• _GIVEN TASK_
Pictures do not belong in the copy; transcribe everything else in the records exactly.

• _Items from a data source_
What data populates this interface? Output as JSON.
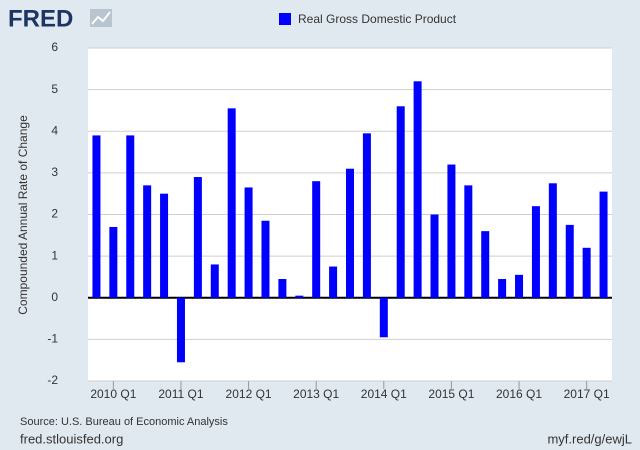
{
  "chart_data": {
    "type": "bar",
    "logo": "FRED",
    "y_label": "Compounded Annual Rate of Change",
    "categories": [
      null,
      "2010 Q1",
      null,
      null,
      null,
      "2011 Q1",
      null,
      null,
      null,
      "2012 Q1",
      null,
      null,
      null,
      "2013 Q1",
      null,
      null,
      null,
      "2014 Q1",
      null,
      null,
      null,
      "2015 Q1",
      null,
      null,
      null,
      "2016 Q1",
      null,
      null,
      null,
      "2017 Q1",
      null
    ],
    "series": [
      {
        "name": "Real Gross Domestic Product",
        "color": "#0000ff",
        "values": [
          3.9,
          1.7,
          3.9,
          2.7,
          2.5,
          -1.55,
          2.9,
          0.8,
          4.55,
          2.65,
          1.85,
          0.45,
          0.05,
          2.8,
          0.75,
          3.1,
          3.95,
          -0.95,
          4.6,
          5.2,
          2.0,
          3.2,
          2.7,
          1.6,
          0.45,
          0.55,
          2.2,
          2.75,
          1.75,
          1.2,
          2.55
        ]
      }
    ],
    "ylim": [
      -2,
      6
    ],
    "yticks": [
      -2,
      -1,
      0,
      1,
      2,
      3,
      4,
      5,
      6
    ],
    "grid": true,
    "source": "Source: U.S. Bureau of Economic Analysis",
    "footer_left": "fred.stlouisfed.org",
    "footer_right": "myf.red/g/ewjL"
  }
}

• _SOLUTION TO THE EXERCISE_
What data populates this interface? Output as JSON.
{
  "chart_data": {
    "type": "bar",
    "logo": "FRED",
    "y_label": "Compounded Annual Rate of Change",
    "categories": [
      null,
      "2010 Q1",
      null,
      null,
      null,
      "2011 Q1",
      null,
      null,
      null,
      "2012 Q1",
      null,
      null,
      null,
      "2013 Q1",
      null,
      null,
      null,
      "2014 Q1",
      null,
      null,
      null,
      "2015 Q1",
      null,
      null,
      null,
      "2016 Q1",
      null,
      null,
      null,
      "2017 Q1",
      null
    ],
    "series": [
      {
        "name": "Real Gross Domestic Product",
        "color": "#0000ff",
        "values": [
          3.9,
          1.7,
          3.9,
          2.7,
          2.5,
          -1.55,
          2.9,
          0.8,
          4.55,
          2.65,
          1.85,
          0.45,
          0.05,
          2.8,
          0.75,
          3.1,
          3.95,
          -0.95,
          4.6,
          5.2,
          2.0,
          3.2,
          2.7,
          1.6,
          0.45,
          0.55,
          2.2,
          2.75,
          1.75,
          1.2,
          2.55
        ]
      }
    ],
    "ylim": [
      -2,
      6
    ],
    "yticks": [
      -2,
      -1,
      0,
      1,
      2,
      3,
      4,
      5,
      6
    ],
    "grid": true,
    "source": "Source: U.S. Bureau of Economic Analysis",
    "footer_left": "fred.stlouisfed.org",
    "footer_right": "myf.red/g/ewjL"
  }
}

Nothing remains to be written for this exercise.